Instruction
Retype all of the listing exactly, passing over any picture you find.

==== Data listing ====

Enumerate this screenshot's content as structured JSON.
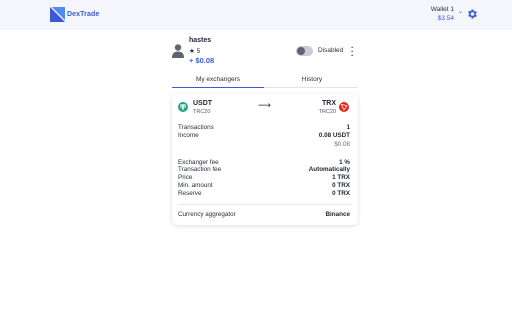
{
  "brand": {
    "name": "DexTrade",
    "color": "#3b5bd6"
  },
  "wallet": {
    "name": "Wallet 1",
    "balance": "$3.54"
  },
  "profile": {
    "username": "hastes",
    "rating_star": "★",
    "rating": "5",
    "balance": "+ $0.08",
    "status_label": "Disabled",
    "enabled": false
  },
  "tabs": [
    {
      "label": "My exchangers",
      "active": true
    },
    {
      "label": "History",
      "active": false
    }
  ],
  "exchanger": {
    "from": {
      "code": "USDT",
      "network": "TRC20",
      "icon": "tether-icon",
      "color": "#26a17b"
    },
    "arrow": "⟶",
    "to": {
      "code": "TRX",
      "network": "TRC20",
      "icon": "tron-icon",
      "color": "#e4261d"
    },
    "stats": [
      {
        "label": "Transactions",
        "value": "1"
      },
      {
        "label": "Income",
        "value": "0.08 USDT"
      },
      {
        "label": "",
        "value": "$0.08"
      }
    ],
    "fees": [
      {
        "label": "Exchanger fee",
        "value": "1 %"
      },
      {
        "label": "Transaction fee",
        "value": "Automatically"
      },
      {
        "label": "Price",
        "value": "1 TRX"
      },
      {
        "label": "Min. amount",
        "value": "0 TRX"
      },
      {
        "label": "Reserve",
        "value": "0 TRX"
      }
    ],
    "aggregator": {
      "label": "Currency aggregator",
      "value": "Binance"
    }
  }
}
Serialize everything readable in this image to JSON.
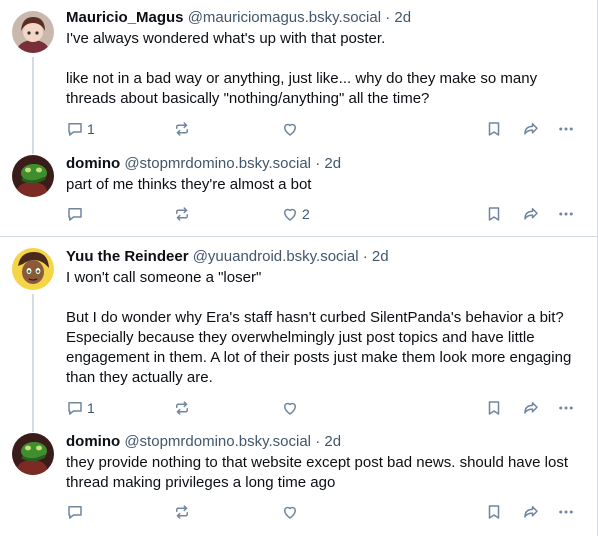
{
  "posts": [
    {
      "name": "Mauricio_Magus",
      "handle": "@mauriciomagus.bsky.social",
      "dot": "·",
      "time": "2d",
      "paragraphs": [
        "I've always wondered what's up with that poster.",
        "like not in a bad way or anything, just like... why do they make so many threads about basically \"nothing/anything\" all the time?"
      ],
      "reply_count": "1",
      "like_count": ""
    },
    {
      "name": "domino",
      "handle": "@stopmrdomino.bsky.social",
      "dot": "·",
      "time": "2d",
      "paragraphs": [
        "part of me thinks they're almost a bot"
      ],
      "reply_count": "",
      "like_count": "2"
    },
    {
      "name": "Yuu the Reindeer",
      "handle": "@yuuandroid.bsky.social",
      "dot": "·",
      "time": "2d",
      "paragraphs": [
        "I won't call someone a \"loser\"",
        "But I do wonder why Era's staff hasn't curbed SilentPanda's behavior a bit? Especially because they overwhelmingly just post topics and have little engagement in them. A lot of their posts just make them look more engaging than they actually are."
      ],
      "reply_count": "1",
      "like_count": ""
    },
    {
      "name": "domino",
      "handle": "@stopmrdomino.bsky.social",
      "dot": "·",
      "time": "2d",
      "paragraphs": [
        "they provide nothing to that website except post bad news. should have lost thread making privileges a long time ago"
      ],
      "reply_count": "",
      "like_count": ""
    }
  ],
  "icons": {
    "reply": "reply-icon",
    "repost": "repost-icon",
    "like": "like-icon",
    "bookmark": "bookmark-icon",
    "share": "share-icon",
    "more": "more-icon"
  },
  "colors": {
    "text": "#0b0f14",
    "muted": "#42576c",
    "icon": "#6f869f",
    "divider": "#d4dbe2"
  }
}
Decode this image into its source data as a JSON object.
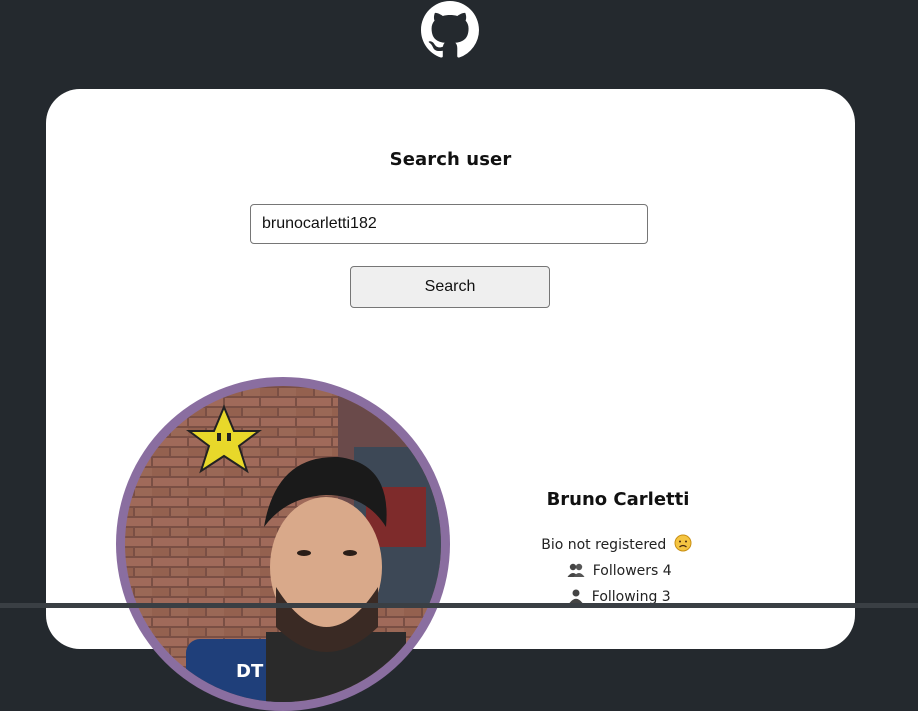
{
  "header": {
    "logo_icon": "github-octocat-icon"
  },
  "search": {
    "title": "Search user",
    "input_value": "brunocarletti182",
    "button_label": "Search"
  },
  "profile": {
    "avatar_icon": "user-avatar-photo",
    "name": "Bruno Carletti",
    "bio": "Bio not registered",
    "bio_icon": "sad-face-icon",
    "followers_label": "Followers 4",
    "followers_icon": "people-icon",
    "following_label": "Following 3",
    "following_icon": "person-icon"
  },
  "colors": {
    "page_background": "#24292e",
    "card_background": "#ffffff",
    "avatar_ring": "#8a6ea0"
  }
}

====

Output for this task
Enumerate this screenshot's content as structured JSON.
{
  "brand": {
    "name": "DexTrade",
    "color": "#3b5bd6"
  },
  "wallet": {
    "name": "Wallet 1",
    "balance": "$3.54"
  },
  "profile": {
    "username": "hastes",
    "rating_star": "★",
    "rating": "5",
    "balance": "+ $0.08",
    "status_label": "Disabled",
    "enabled": false
  },
  "tabs": [
    {
      "label": "My exchangers",
      "active": true
    },
    {
      "label": "History",
      "active": false
    }
  ],
  "exchanger": {
    "from": {
      "code": "USDT",
      "network": "TRC20",
      "icon": "tether-icon",
      "color": "#26a17b"
    },
    "arrow": "⟶",
    "to": {
      "code": "TRX",
      "network": "TRC20",
      "icon": "tron-icon",
      "color": "#e4261d"
    },
    "stats": [
      {
        "label": "Transactions",
        "value": "1"
      },
      {
        "label": "Income",
        "value": "0.08 USDT"
      },
      {
        "label": "",
        "value": "$0.08"
      }
    ],
    "fees": [
      {
        "label": "Exchanger fee",
        "value": "1 %"
      },
      {
        "label": "Transaction fee",
        "value": "Automatically"
      },
      {
        "label": "Price",
        "value": "1 TRX"
      },
      {
        "label": "Min. amount",
        "value": "0 TRX"
      },
      {
        "label": "Reserve",
        "value": "0 TRX"
      }
    ],
    "aggregator": {
      "label": "Currency aggregator",
      "value": "Binance"
    }
  }
}
Serialize everything readable in this image to JSON.
{
  "posts": [
    {
      "name": "Mauricio_Magus",
      "handle": "@mauriciomagus.bsky.social",
      "dot": "·",
      "time": "2d",
      "paragraphs": [
        "I've always wondered what's up with that poster.",
        "like not in a bad way or anything, just like... why do they make so many threads about basically \"nothing/anything\" all the time?"
      ],
      "reply_count": "1",
      "like_count": ""
    },
    {
      "name": "domino",
      "handle": "@stopmrdomino.bsky.social",
      "dot": "·",
      "time": "2d",
      "paragraphs": [
        "part of me thinks they're almost a bot"
      ],
      "reply_count": "",
      "like_count": "2"
    },
    {
      "name": "Yuu the Reindeer",
      "handle": "@yuuandroid.bsky.social",
      "dot": "·",
      "time": "2d",
      "paragraphs": [
        "I won't call someone a \"loser\"",
        "But I do wonder why Era's staff hasn't curbed SilentPanda's behavior a bit? Especially because they overwhelmingly just post topics and have little engagement in them. A lot of their posts just make them look more engaging than they actually are."
      ],
      "reply_count": "1",
      "like_count": ""
    },
    {
      "name": "domino",
      "handle": "@stopmrdomino.bsky.social",
      "dot": "·",
      "time": "2d",
      "paragraphs": [
        "they provide nothing to that website except post bad news. should have lost thread making privileges a long time ago"
      ],
      "reply_count": "",
      "like_count": ""
    }
  ],
  "icons": {
    "reply": "reply-icon",
    "repost": "repost-icon",
    "like": "like-icon",
    "bookmark": "bookmark-icon",
    "share": "share-icon",
    "more": "more-icon"
  },
  "colors": {
    "text": "#0b0f14",
    "muted": "#42576c",
    "icon": "#6f869f",
    "divider": "#d4dbe2"
  }
}
Decode this image into its source data as a JSON object.
{
  "header": {
    "logo_icon": "github-octocat-icon"
  },
  "search": {
    "title": "Search user",
    "input_value": "brunocarletti182",
    "button_label": "Search"
  },
  "profile": {
    "avatar_icon": "user-avatar-photo",
    "name": "Bruno Carletti",
    "bio": "Bio not registered",
    "bio_icon": "sad-face-icon",
    "followers_label": "Followers 4",
    "followers_icon": "people-icon",
    "following_label": "Following 3",
    "following_icon": "person-icon"
  },
  "colors": {
    "page_background": "#24292e",
    "card_background": "#ffffff",
    "avatar_ring": "#8a6ea0"
  }
}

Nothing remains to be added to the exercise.